Written task: Find each line in the data below that contains the string "axis", and copy those lines.

Record extracts:
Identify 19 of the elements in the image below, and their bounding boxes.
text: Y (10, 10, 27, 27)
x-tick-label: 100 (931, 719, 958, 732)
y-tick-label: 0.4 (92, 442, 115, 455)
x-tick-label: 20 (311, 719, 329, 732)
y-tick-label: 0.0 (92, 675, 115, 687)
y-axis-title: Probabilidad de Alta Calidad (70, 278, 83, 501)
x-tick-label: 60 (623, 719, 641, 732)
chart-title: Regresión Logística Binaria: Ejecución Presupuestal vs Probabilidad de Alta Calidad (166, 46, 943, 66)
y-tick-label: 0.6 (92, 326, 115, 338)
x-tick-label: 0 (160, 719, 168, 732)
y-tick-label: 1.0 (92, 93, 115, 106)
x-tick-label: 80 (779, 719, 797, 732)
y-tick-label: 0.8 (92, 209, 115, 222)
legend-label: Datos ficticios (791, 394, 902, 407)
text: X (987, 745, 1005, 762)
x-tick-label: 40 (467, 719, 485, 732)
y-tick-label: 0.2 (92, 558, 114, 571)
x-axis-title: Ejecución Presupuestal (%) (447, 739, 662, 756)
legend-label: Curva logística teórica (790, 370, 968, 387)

Answer to the problem:
y-axis-title: Probabilidad de Alta Calidad (70, 278, 83, 501)
x-axis-title: Ejecución Presupuestal (%) (447, 739, 662, 756)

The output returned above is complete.